*WORK TO DO*.
A – In the router security guide, what is the maximum length of an SSID?
B – Reproduce the part of the router security guide that opens with the words containing "Click on the ‘LAN" and closes with "using simple tools.".

Securing Netgear WPN824V3 Wireless G Router

The Netgear WPN824V3 is an excellent wireless router and has tons of features to ensure safe wireless access. It also boasts an enhanced range radio so your wireless signal can be accessed from the farthest points of your home.

The recommendations below summarize the steps that you should take to protect the security of data on your wireless network. The key idea is to use Defense in Depth so you make it harder for a potential hacker to compromise your network.

1. Disable SSID (Service Set Identifier) broadcast

By default, your router constantly broadcasts its SSID to ALL wireless devices in range. SSID’s are alphanumeric characters (max 32 chars). The first measure that you can take to improve network security is to disable this. Click on the ‘Wireless Settings’ option and uncheck the ‘Enable SSID Broadcast’ option.


2. Setup a wireless access list

Every wireless device has a  unique identifier called a MAC (Media Access Control) address. The idea is to restrict the router to allow connections ONLY from devices you recognize. Note that this is just one more barrier in our ‘Defense in Depth’ technique to protect the wireless network and can be broken by a hacker.

Under Wireless Settings, click on ‘Setup Access List’ (figure above) to reveal the wireless access list. Check the ‘Turn Access Control On’ option to enable the filter. Note that when you add subsequent devices to your home network, you will need to get back to this page and add the MAC addresses.


3. Restrict (Or turn off) DHCP

The DHCP service (Dynamic Host Configuration Protocol) running on your router is responsible for assigning valid IP addresses to devices. By default, an IP address is assigned to each device. You can restrict this to the number of devices that you know you will connect (or better yet assign static addresses to your devices and disable this service altogether)


Click on the ‘LAN Setup’ option and change the ‘Ending IP Address’ field. The above setting allows for a maximum of 5 devices.

4. Turn on Encryption

Without encryption, all data in your home wireless network is transmitted in clear text. Anyone with a laptop and network detection software (Ex. Kismet)  can view all data transmitted!

The WPN824V3 supports the strongest encryption system available today – WPA2. Note that ALL your wireless devices that connect to the router should have drivers capable of WPA2 encryption feature in order for this to work (Win XP users may need to download an update to make this happen)

Please be aware that earlier encryption methods -WEP (Wired Equivalent Privacy) and WPA (Wi FI Protected Access) have been cracked using simple tools.

*INFORMATION GIVEN*.
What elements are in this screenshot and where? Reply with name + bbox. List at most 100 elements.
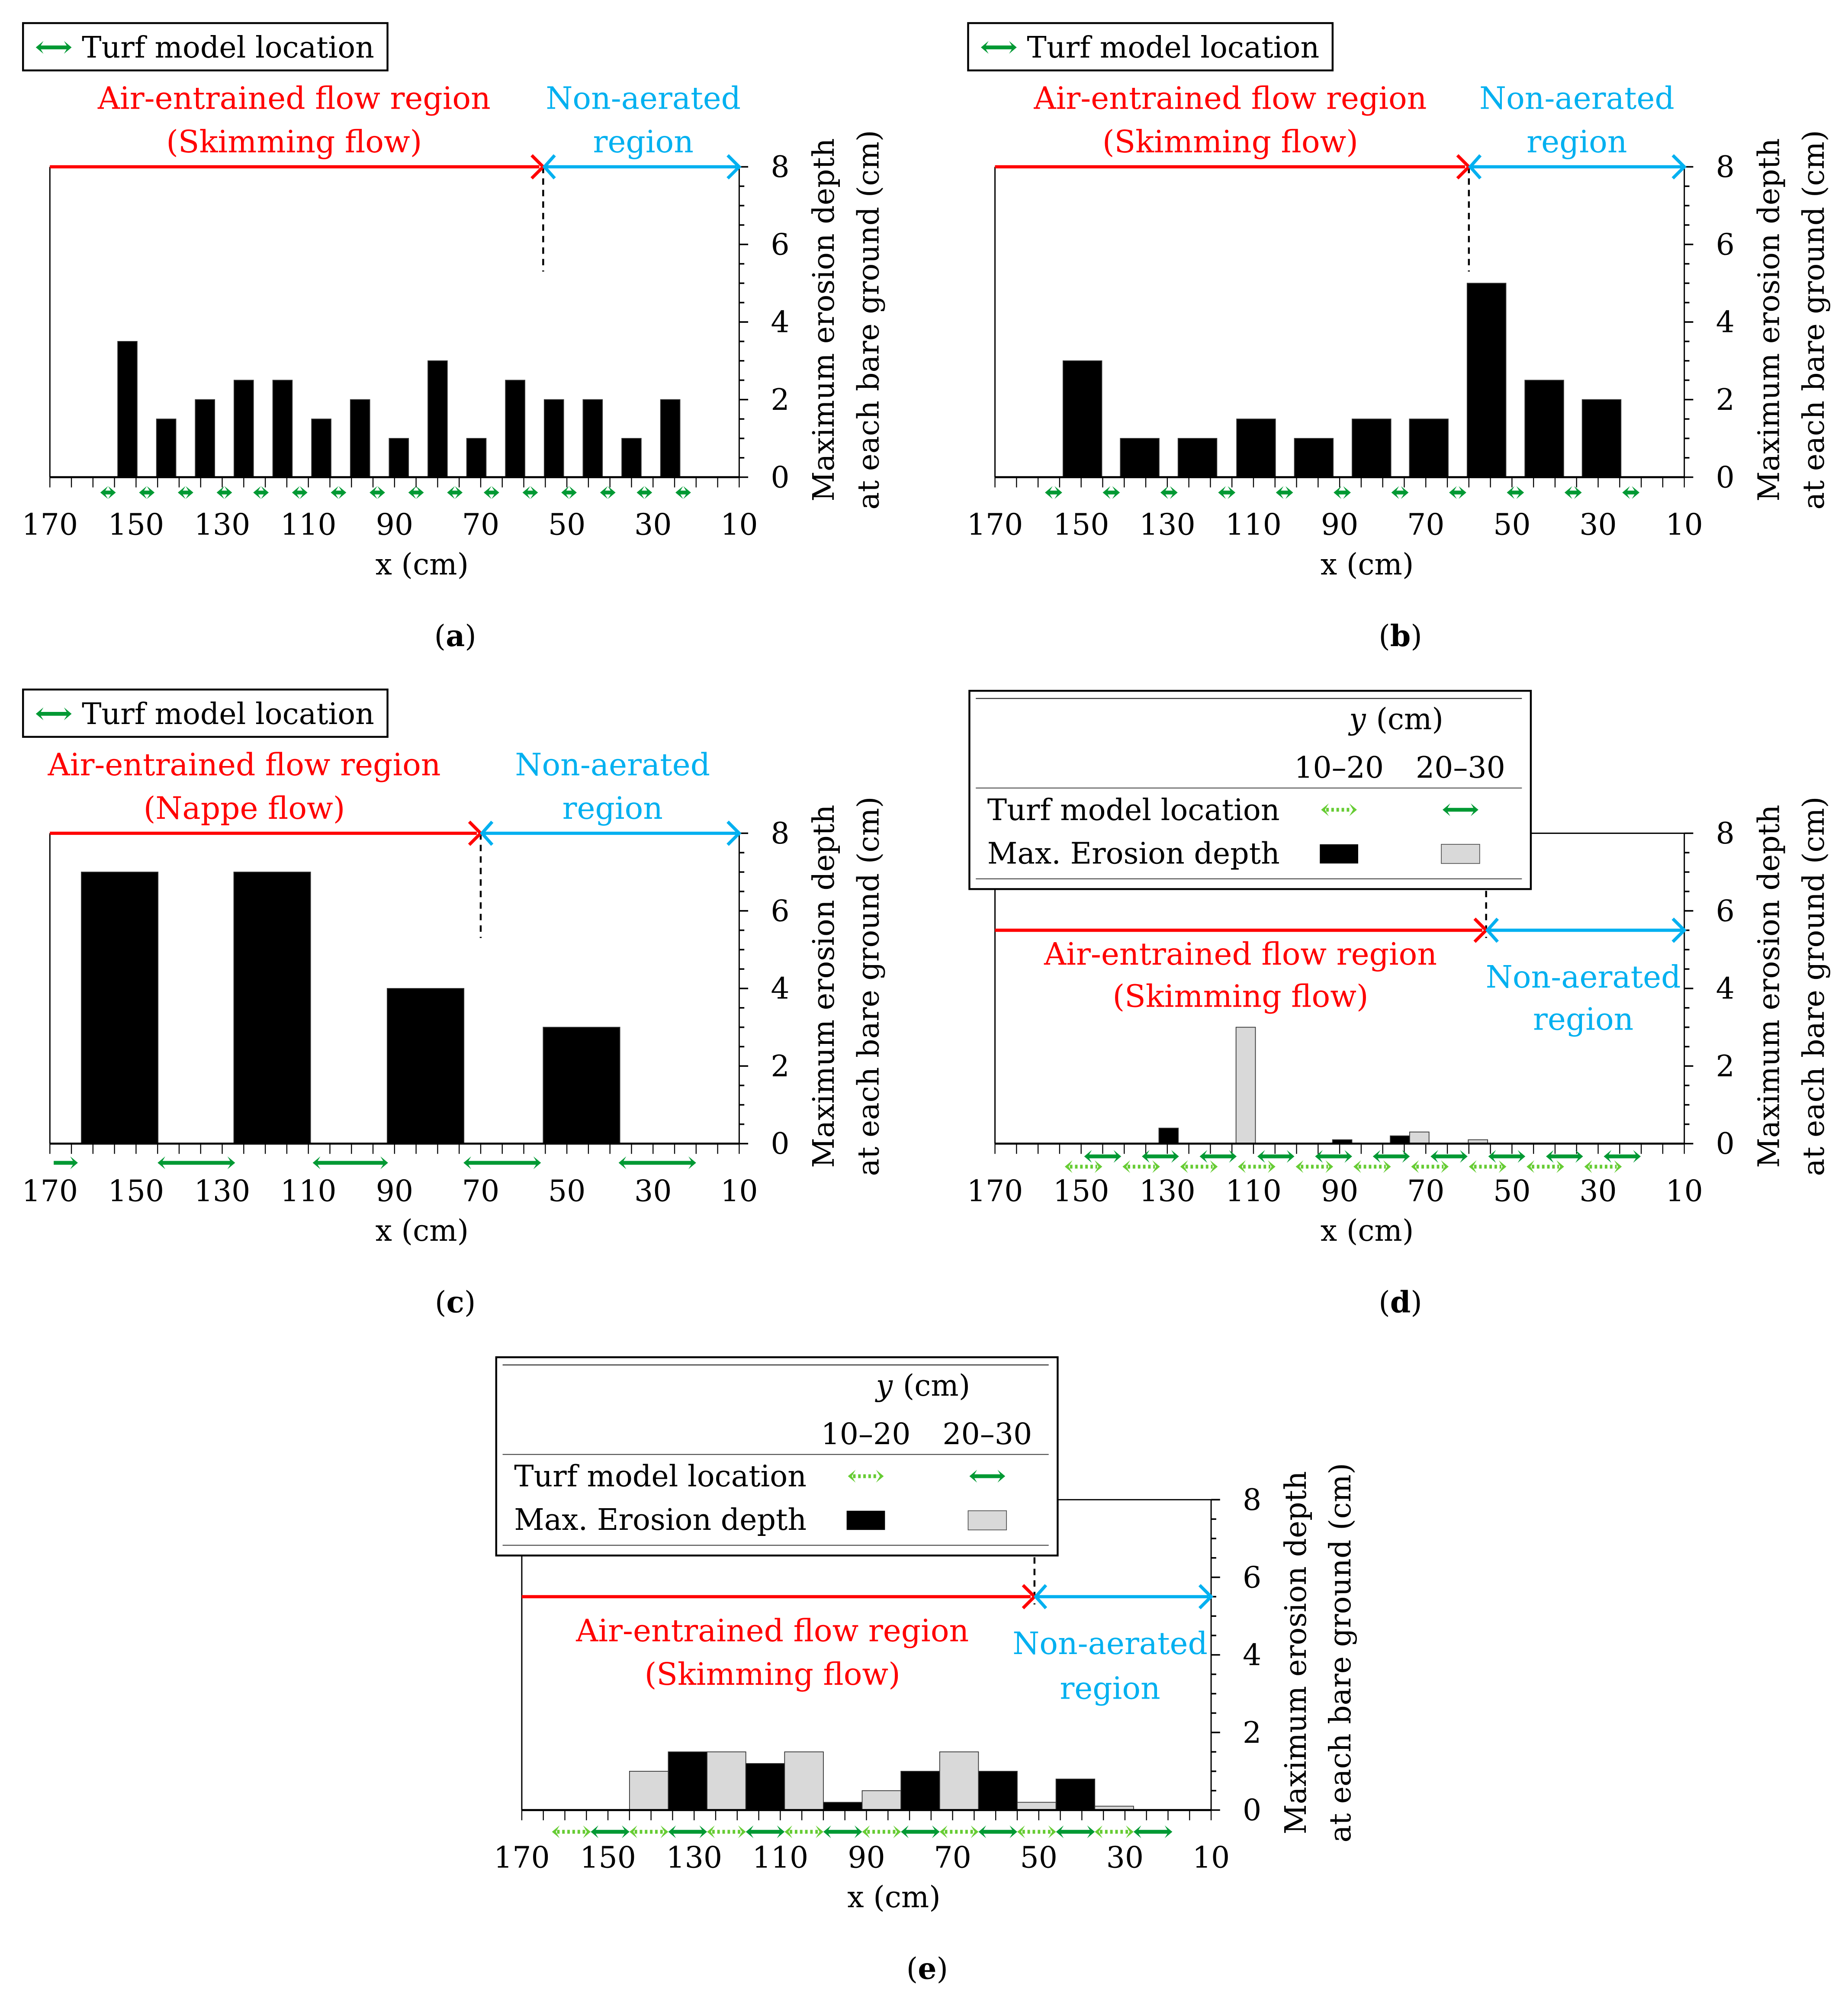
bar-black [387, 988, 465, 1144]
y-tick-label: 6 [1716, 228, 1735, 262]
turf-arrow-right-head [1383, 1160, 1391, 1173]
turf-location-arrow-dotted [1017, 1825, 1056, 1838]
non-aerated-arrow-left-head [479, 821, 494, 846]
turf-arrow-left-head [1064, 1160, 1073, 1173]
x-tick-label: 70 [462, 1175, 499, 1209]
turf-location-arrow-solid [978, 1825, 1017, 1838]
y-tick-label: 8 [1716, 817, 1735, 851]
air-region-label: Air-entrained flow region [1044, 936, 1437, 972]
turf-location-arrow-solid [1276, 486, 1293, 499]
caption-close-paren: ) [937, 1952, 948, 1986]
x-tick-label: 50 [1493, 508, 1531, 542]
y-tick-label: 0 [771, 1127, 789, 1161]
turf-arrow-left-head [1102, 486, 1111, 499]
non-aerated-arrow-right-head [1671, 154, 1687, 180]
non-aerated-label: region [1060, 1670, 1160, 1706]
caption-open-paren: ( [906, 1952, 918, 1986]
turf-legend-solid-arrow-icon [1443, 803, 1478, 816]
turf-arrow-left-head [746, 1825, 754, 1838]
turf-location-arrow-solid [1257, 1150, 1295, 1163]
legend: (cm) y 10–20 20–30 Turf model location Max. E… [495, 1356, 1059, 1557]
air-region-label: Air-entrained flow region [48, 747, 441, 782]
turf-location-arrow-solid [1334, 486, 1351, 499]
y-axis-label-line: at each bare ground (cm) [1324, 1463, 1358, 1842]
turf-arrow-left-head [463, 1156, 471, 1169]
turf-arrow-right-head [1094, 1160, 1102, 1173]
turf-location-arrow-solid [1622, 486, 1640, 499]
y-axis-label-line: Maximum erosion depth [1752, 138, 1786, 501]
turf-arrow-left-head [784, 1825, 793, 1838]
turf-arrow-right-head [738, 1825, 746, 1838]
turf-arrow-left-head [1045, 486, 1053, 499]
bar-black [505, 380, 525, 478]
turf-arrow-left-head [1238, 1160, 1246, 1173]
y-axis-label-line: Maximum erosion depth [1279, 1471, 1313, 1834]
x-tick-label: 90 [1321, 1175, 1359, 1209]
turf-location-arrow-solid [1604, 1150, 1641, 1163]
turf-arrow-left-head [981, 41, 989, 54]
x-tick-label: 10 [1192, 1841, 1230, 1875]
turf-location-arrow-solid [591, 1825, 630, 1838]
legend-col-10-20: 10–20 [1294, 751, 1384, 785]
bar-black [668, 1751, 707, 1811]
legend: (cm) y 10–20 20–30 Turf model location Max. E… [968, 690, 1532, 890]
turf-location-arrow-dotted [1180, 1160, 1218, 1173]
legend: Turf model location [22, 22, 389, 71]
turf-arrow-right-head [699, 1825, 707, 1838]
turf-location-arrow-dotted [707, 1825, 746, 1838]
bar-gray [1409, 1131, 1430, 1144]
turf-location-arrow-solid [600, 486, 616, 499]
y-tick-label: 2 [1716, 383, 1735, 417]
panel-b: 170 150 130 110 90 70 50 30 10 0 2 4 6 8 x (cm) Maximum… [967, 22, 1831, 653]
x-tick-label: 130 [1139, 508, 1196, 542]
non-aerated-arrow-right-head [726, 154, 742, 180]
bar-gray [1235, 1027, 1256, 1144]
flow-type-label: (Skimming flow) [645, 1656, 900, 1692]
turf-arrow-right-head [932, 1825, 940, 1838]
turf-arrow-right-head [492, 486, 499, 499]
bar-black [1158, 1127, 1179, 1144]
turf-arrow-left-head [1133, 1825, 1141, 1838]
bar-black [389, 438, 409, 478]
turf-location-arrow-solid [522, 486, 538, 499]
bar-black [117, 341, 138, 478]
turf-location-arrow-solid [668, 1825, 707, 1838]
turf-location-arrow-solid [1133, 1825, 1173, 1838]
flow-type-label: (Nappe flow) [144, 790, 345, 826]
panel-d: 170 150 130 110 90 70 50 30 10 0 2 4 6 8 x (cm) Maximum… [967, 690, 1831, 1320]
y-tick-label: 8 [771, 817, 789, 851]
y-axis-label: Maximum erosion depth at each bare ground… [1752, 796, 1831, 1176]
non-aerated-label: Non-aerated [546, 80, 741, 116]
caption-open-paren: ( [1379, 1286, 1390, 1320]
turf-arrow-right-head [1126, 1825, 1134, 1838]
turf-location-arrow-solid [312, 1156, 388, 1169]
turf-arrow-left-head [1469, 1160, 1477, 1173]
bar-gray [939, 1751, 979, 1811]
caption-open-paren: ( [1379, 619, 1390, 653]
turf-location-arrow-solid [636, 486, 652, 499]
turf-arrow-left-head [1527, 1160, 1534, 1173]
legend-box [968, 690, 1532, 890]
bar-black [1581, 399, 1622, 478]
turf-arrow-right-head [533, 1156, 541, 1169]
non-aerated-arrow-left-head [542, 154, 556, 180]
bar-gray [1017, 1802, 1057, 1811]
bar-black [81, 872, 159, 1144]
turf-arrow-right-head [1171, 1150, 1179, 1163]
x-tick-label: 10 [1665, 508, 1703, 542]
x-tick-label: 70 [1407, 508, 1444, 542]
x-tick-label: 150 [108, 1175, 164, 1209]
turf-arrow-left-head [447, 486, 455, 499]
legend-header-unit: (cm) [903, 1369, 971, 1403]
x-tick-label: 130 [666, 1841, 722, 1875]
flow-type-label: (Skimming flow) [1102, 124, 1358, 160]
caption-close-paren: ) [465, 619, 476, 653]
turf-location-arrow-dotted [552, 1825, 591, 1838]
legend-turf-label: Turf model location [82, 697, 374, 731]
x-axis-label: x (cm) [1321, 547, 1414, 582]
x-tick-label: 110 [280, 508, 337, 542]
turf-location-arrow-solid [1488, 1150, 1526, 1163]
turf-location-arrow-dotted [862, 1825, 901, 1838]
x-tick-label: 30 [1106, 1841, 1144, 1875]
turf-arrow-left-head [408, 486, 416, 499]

*IN RESPONSE*.
A – 32 characters.

B –
Click on the ‘LAN Setup’ option and change the ‘Ending IP Address’ field. The above setting allows for a maximum of 5 devices.

4. Turn on Encryption

Without encryption, all data in your home wireless network is transmitted in clear text. Anyone with a laptop and network detection software (Ex. Kismet)  can view all data transmitted!

The WPN824V3 supports the strongest encryption system available today – WPA2. Note that ALL your wireless devices that connect to the router should have drivers capable of WPA2 encryption feature in order for this to work (Win XP users may need to download an update to make this happen)

Please be aware that earlier encryption methods -WEP (Wired Equivalent Privacy) and WPA (Wi FI Protected Access) have been cracked using simple tools.